Transcribe the whole listing below without changing a word, but leave out every image.

[Data items]
::::

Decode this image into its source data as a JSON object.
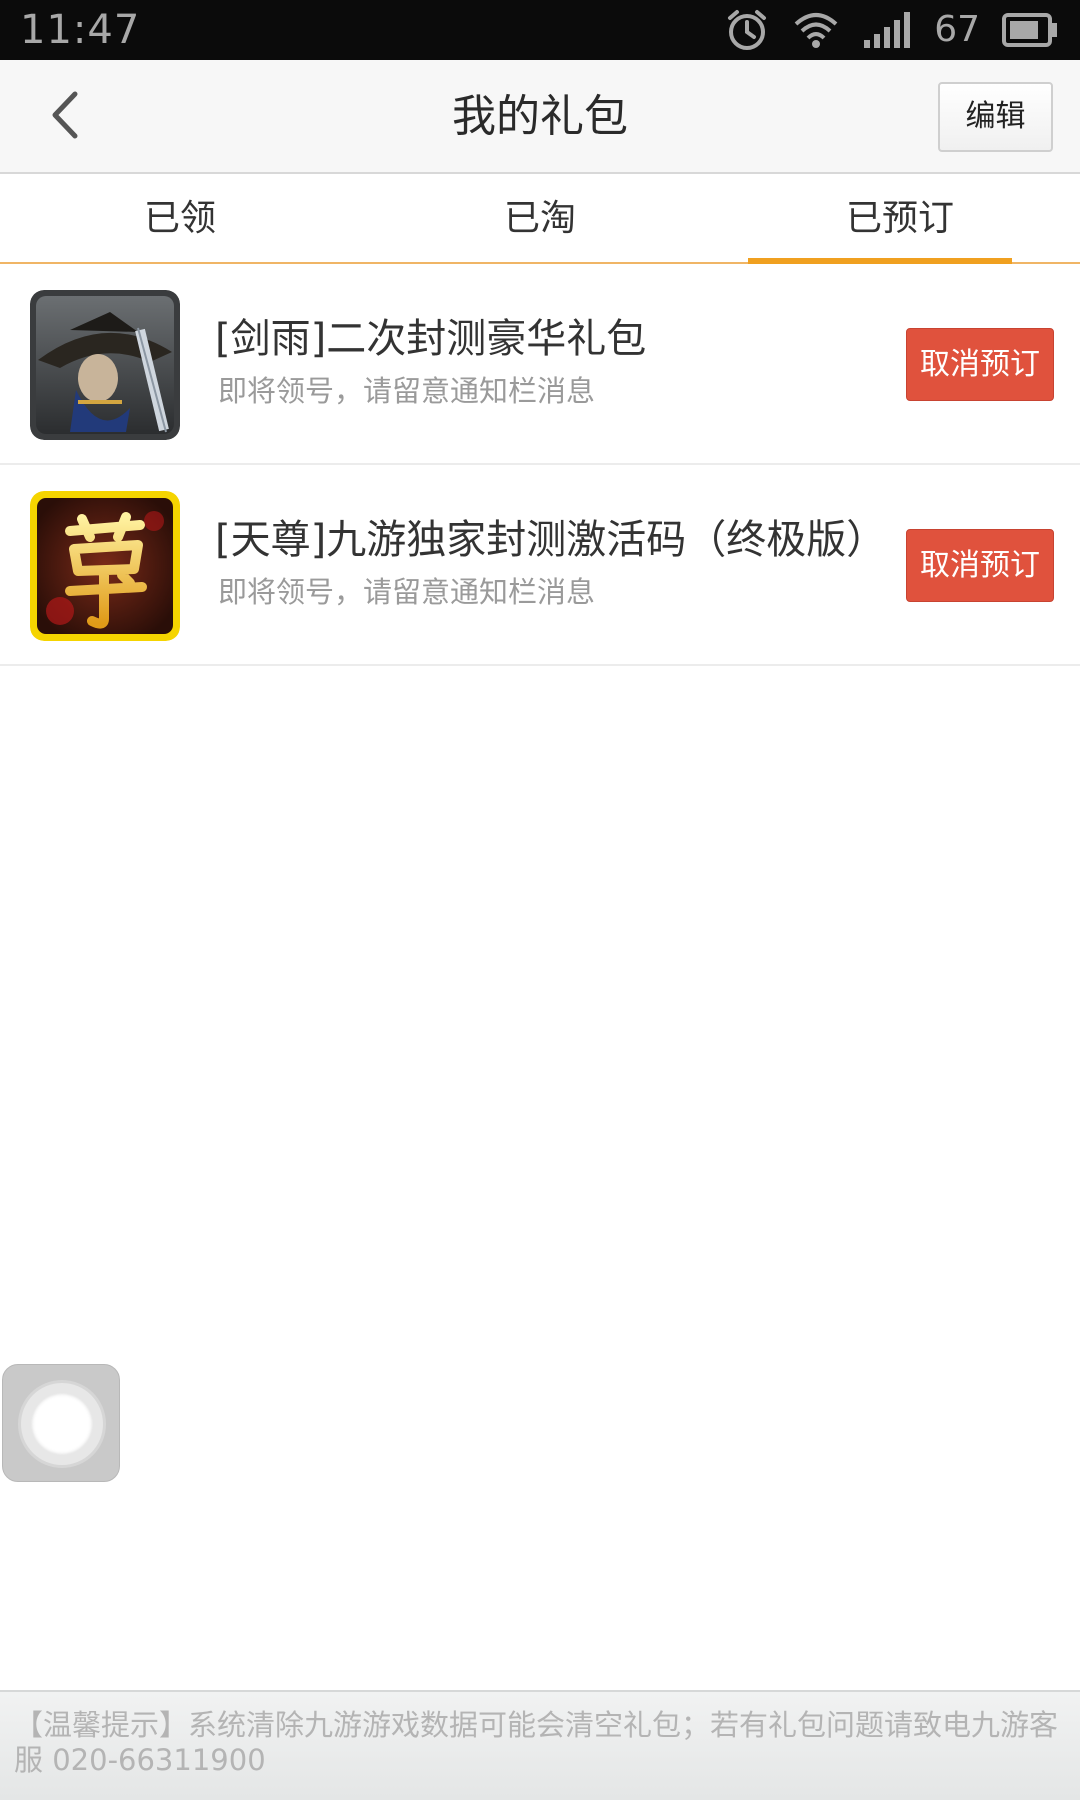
{
  "status_bar": {
    "time": "11:47",
    "battery": "67",
    "icons": [
      "alarm-icon",
      "wifi-icon",
      "signal-icon",
      "battery-icon"
    ]
  },
  "header": {
    "title": "我的礼包",
    "edit_label": "编辑",
    "back_icon": "back-arrow-icon"
  },
  "tabs": [
    {
      "label": "已领",
      "active": false
    },
    {
      "label": "已淘",
      "active": false
    },
    {
      "label": "已预订",
      "active": true
    }
  ],
  "gifts": [
    {
      "icon": "jianyu-game-icon",
      "title": "[剑雨]二次封测豪华礼包",
      "subtitle": "即将领号，请留意通知栏消息",
      "action_label": "取消预订"
    },
    {
      "icon": "tianzun-game-icon",
      "title": "[天尊]九游独家封测激活码（终极版）",
      "subtitle": "即将领号，请留意通知栏消息",
      "action_label": "取消预订"
    }
  ],
  "footer": {
    "tip": "【温馨提示】系统清除九游游戏数据可能会清空礼包；若有礼包问题请致电九游客服 020-66311900"
  },
  "colors": {
    "accent": "#f0a020",
    "cancel_button": "#e0523d",
    "status_bar": "#0b0b0b",
    "header_bg": "#f7f7f7"
  }
}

::::

▶ [COMPLETED TASK]:
Decode this image into its source data as a JSON object.
{
  "status_bar": {
    "time": "11:47",
    "battery": "67",
    "icons": [
      "alarm-icon",
      "wifi-icon",
      "signal-icon",
      "battery-icon"
    ]
  },
  "header": {
    "title": "我的礼包",
    "edit_label": "编辑",
    "back_icon": "back-arrow-icon"
  },
  "tabs": [
    {
      "label": "已领",
      "active": false
    },
    {
      "label": "已淘",
      "active": false
    },
    {
      "label": "已预订",
      "active": true
    }
  ],
  "gifts": [
    {
      "icon": "jianyu-game-icon",
      "title": "[剑雨]二次封测豪华礼包",
      "subtitle": "即将领号，请留意通知栏消息",
      "action_label": "取消预订"
    },
    {
      "icon": "tianzun-game-icon",
      "title": "[天尊]九游独家封测激活码（终极版）",
      "subtitle": "即将领号，请留意通知栏消息",
      "action_label": "取消预订"
    }
  ],
  "footer": {
    "tip": "【温馨提示】系统清除九游游戏数据可能会清空礼包；若有礼包问题请致电九游客服 020-66311900"
  },
  "colors": {
    "accent": "#f0a020",
    "cancel_button": "#e0523d",
    "status_bar": "#0b0b0b",
    "header_bg": "#f7f7f7"
  }
}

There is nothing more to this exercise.